WHAT YOU NEED TO DO:
Could you rewrite all the records below, putting "service-label" wherever "service-name" appears and keeping everything else the same?

Stored items:
** BEGIN **
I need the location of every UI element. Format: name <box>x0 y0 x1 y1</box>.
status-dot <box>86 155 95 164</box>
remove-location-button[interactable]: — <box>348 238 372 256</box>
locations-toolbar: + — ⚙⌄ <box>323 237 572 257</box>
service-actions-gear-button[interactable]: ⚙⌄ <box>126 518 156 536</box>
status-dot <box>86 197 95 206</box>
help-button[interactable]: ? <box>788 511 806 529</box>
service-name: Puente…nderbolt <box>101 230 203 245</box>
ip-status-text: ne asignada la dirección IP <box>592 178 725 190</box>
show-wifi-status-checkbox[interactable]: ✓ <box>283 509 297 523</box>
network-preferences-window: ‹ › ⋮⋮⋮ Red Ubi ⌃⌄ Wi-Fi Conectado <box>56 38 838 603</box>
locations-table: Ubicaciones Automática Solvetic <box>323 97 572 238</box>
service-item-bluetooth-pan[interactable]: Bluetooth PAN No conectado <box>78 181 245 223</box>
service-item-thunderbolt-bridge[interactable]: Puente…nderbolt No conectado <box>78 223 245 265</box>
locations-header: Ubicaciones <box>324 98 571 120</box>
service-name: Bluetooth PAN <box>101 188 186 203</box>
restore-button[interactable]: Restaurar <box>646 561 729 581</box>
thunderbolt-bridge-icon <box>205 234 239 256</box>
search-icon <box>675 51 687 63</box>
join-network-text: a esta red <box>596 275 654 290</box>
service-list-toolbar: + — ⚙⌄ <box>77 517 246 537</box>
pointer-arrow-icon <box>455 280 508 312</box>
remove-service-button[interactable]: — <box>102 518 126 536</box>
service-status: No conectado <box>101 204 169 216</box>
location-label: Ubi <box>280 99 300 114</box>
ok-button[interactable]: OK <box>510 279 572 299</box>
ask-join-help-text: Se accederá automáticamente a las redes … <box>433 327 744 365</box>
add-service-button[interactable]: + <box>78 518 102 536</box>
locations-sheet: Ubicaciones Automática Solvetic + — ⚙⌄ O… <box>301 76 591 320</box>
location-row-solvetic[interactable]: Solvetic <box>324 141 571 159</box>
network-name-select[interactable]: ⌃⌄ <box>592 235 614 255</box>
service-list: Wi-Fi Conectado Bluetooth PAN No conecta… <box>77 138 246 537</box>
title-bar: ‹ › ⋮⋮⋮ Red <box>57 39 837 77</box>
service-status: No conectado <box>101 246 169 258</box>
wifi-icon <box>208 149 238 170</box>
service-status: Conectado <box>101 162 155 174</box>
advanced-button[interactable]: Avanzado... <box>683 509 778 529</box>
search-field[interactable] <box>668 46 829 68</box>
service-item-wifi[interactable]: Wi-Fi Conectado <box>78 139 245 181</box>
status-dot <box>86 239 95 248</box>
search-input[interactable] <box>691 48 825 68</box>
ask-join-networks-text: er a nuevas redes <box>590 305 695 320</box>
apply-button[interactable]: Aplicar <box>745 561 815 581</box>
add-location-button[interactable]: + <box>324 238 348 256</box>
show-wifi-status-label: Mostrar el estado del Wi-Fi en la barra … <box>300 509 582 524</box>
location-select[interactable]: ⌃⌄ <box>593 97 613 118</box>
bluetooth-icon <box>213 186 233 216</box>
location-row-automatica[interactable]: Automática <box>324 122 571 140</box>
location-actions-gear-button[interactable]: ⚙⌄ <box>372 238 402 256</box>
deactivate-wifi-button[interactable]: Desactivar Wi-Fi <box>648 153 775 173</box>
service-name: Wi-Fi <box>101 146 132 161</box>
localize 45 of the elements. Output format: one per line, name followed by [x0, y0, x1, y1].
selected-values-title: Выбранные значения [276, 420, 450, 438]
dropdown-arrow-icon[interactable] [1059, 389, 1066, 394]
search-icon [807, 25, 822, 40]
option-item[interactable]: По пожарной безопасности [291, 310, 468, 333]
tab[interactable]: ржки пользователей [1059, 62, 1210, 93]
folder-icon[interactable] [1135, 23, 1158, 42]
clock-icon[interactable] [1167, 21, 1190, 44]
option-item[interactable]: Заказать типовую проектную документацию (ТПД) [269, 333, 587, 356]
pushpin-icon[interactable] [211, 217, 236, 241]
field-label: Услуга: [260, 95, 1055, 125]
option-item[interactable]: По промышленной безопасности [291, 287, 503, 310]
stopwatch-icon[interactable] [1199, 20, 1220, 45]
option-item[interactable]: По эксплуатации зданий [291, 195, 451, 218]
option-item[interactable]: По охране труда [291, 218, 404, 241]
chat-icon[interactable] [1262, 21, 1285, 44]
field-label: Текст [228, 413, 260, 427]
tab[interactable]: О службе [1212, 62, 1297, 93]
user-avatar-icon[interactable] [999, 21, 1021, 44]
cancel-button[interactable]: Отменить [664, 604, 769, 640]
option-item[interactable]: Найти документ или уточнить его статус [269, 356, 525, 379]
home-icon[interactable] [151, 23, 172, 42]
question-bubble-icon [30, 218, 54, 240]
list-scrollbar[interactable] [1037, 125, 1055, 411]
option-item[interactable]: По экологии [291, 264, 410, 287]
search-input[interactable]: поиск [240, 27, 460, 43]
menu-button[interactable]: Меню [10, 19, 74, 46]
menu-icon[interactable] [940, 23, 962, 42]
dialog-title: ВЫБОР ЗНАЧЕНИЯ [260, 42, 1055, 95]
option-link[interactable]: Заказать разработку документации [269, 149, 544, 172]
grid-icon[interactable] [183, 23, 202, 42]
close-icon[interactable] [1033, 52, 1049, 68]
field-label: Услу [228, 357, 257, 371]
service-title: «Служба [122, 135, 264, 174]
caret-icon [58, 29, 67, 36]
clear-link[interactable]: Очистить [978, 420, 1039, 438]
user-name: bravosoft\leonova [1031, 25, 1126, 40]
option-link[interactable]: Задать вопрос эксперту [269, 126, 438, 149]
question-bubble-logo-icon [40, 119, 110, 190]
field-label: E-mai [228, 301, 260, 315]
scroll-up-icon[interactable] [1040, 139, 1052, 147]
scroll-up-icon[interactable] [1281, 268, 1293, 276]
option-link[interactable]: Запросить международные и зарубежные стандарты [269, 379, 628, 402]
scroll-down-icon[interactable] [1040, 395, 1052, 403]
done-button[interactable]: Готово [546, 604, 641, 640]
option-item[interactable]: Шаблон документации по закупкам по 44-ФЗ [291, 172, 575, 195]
** END **
ANSWER TO THE TASK:
I need the location of every UI element. Format: name <box>x0 y0 x1 y1</box>.
status-dot <box>86 155 95 164</box>
remove-location-button[interactable]: — <box>348 238 372 256</box>
locations-toolbar: + — ⚙⌄ <box>323 237 572 257</box>
service-actions-gear-button[interactable]: ⚙⌄ <box>126 518 156 536</box>
status-dot <box>86 197 95 206</box>
help-button[interactable]: ? <box>788 511 806 529</box>
service-label: Puente…nderbolt <box>101 230 203 245</box>
ip-status-text: ne asignada la dirección IP <box>592 178 725 190</box>
show-wifi-status-checkbox[interactable]: ✓ <box>283 509 297 523</box>
network-preferences-window: ‹ › ⋮⋮⋮ Red Ubi ⌃⌄ Wi-Fi Conectado <box>56 38 838 603</box>
locations-table: Ubicaciones Automática Solvetic <box>323 97 572 238</box>
service-item-bluetooth-pan[interactable]: Bluetooth PAN No conectado <box>78 181 245 223</box>
service-item-thunderbolt-bridge[interactable]: Puente…nderbolt No conectado <box>78 223 245 265</box>
locations-header: Ubicaciones <box>324 98 571 120</box>
service-label: Bluetooth PAN <box>101 188 186 203</box>
restore-button[interactable]: Restaurar <box>646 561 729 581</box>
thunderbolt-bridge-icon <box>205 234 239 256</box>
search-icon <box>675 51 687 63</box>
join-network-text: a esta red <box>596 275 654 290</box>
service-list-toolbar: + — ⚙⌄ <box>77 517 246 537</box>
pointer-arrow-icon <box>455 280 508 312</box>
remove-service-button[interactable]: — <box>102 518 126 536</box>
service-status: No conectado <box>101 204 169 216</box>
location-label: Ubi <box>280 99 300 114</box>
ok-button[interactable]: OK <box>510 279 572 299</box>
ask-join-help-text: Se accederá automáticamente a las redes … <box>433 327 744 365</box>
add-service-button[interactable]: + <box>78 518 102 536</box>
locations-sheet: Ubicaciones Automática Solvetic + — ⚙⌄ O… <box>301 76 591 320</box>
location-row-solvetic[interactable]: Solvetic <box>324 141 571 159</box>
network-name-select[interactable]: ⌃⌄ <box>592 235 614 255</box>
service-list: Wi-Fi Conectado Bluetooth PAN No conecta… <box>77 138 246 537</box>
title-bar: ‹ › ⋮⋮⋮ Red <box>57 39 837 77</box>
service-status: No conectado <box>101 246 169 258</box>
wifi-icon <box>208 149 238 170</box>
service-status: Conectado <box>101 162 155 174</box>
advanced-button[interactable]: Avanzado... <box>683 509 778 529</box>
search-field[interactable] <box>668 46 829 68</box>
service-item-wifi[interactable]: Wi-Fi Conectado <box>78 139 245 181</box>
status-dot <box>86 239 95 248</box>
search-input[interactable] <box>691 48 825 68</box>
ask-join-networks-text: er a nuevas redes <box>590 305 695 320</box>
apply-button[interactable]: Aplicar <box>745 561 815 581</box>
add-location-button[interactable]: + <box>324 238 348 256</box>
show-wifi-status-label: Mostrar el estado del Wi-Fi en la barra … <box>300 509 582 524</box>
location-select[interactable]: ⌃⌄ <box>593 97 613 118</box>
bluetooth-icon <box>213 186 233 216</box>
location-row-automatica[interactable]: Automática <box>324 122 571 140</box>
location-actions-gear-button[interactable]: ⚙⌄ <box>372 238 402 256</box>
deactivate-wifi-button[interactable]: Desactivar Wi-Fi <box>648 153 775 173</box>
service-label: Wi-Fi <box>101 146 132 161</box>
localize 45 of the elements. Output format: one per line, name followed by [x0, y0, x1, y1].
selected-values-title: Выбранные значения [276, 420, 450, 438]
dropdown-arrow-icon[interactable] [1059, 389, 1066, 394]
search-icon [807, 25, 822, 40]
option-item[interactable]: По пожарной безопасности [291, 310, 468, 333]
tab[interactable]: ржки пользователей [1059, 62, 1210, 93]
folder-icon[interactable] [1135, 23, 1158, 42]
clock-icon[interactable] [1167, 21, 1190, 44]
option-item[interactable]: Заказать типовую проектную документацию (ТПД) [269, 333, 587, 356]
pushpin-icon[interactable] [211, 217, 236, 241]
field-label: Услуга: [260, 95, 1055, 125]
option-item[interactable]: По промышленной безопасности [291, 287, 503, 310]
stopwatch-icon[interactable] [1199, 20, 1220, 45]
option-item[interactable]: По эксплуатации зданий [291, 195, 451, 218]
option-item[interactable]: По охране труда [291, 218, 404, 241]
chat-icon[interactable] [1262, 21, 1285, 44]
field-label: Текст [228, 413, 260, 427]
tab[interactable]: О службе [1212, 62, 1297, 93]
user-avatar-icon[interactable] [999, 21, 1021, 44]
cancel-button[interactable]: Отменить [664, 604, 769, 640]
option-item[interactable]: Найти документ или уточнить его статус [269, 356, 525, 379]
home-icon[interactable] [151, 23, 172, 42]
question-bubble-icon [30, 218, 54, 240]
list-scrollbar[interactable] [1037, 125, 1055, 411]
option-item[interactable]: По экологии [291, 264, 410, 287]
search-input[interactable]: поиск [240, 27, 460, 43]
menu-button[interactable]: Меню [10, 19, 74, 46]
menu-icon[interactable] [940, 23, 962, 42]
dialog-title: ВЫБОР ЗНАЧЕНИЯ [260, 42, 1055, 95]
option-link[interactable]: Заказать разработку документации [269, 149, 544, 172]
grid-icon[interactable] [183, 23, 202, 42]
close-icon[interactable] [1033, 52, 1049, 68]
field-label: Услу [228, 357, 257, 371]
service-title: «Служба [122, 135, 264, 174]
caret-icon [58, 29, 67, 36]
clear-link[interactable]: Очистить [978, 420, 1039, 438]
user-name: bravosoft\leonova [1031, 25, 1126, 40]
option-link[interactable]: Задать вопрос эксперту [269, 126, 438, 149]
question-bubble-logo-icon [40, 119, 110, 190]
field-label: E-mai [228, 301, 260, 315]
scroll-up-icon[interactable] [1040, 139, 1052, 147]
scroll-up-icon[interactable] [1281, 268, 1293, 276]
option-link[interactable]: Запросить международные и зарубежные стандарты [269, 379, 628, 402]
scroll-down-icon[interactable] [1040, 395, 1052, 403]
done-button[interactable]: Готово [546, 604, 641, 640]
option-item[interactable]: Шаблон документации по закупкам по 44-ФЗ [291, 172, 575, 195]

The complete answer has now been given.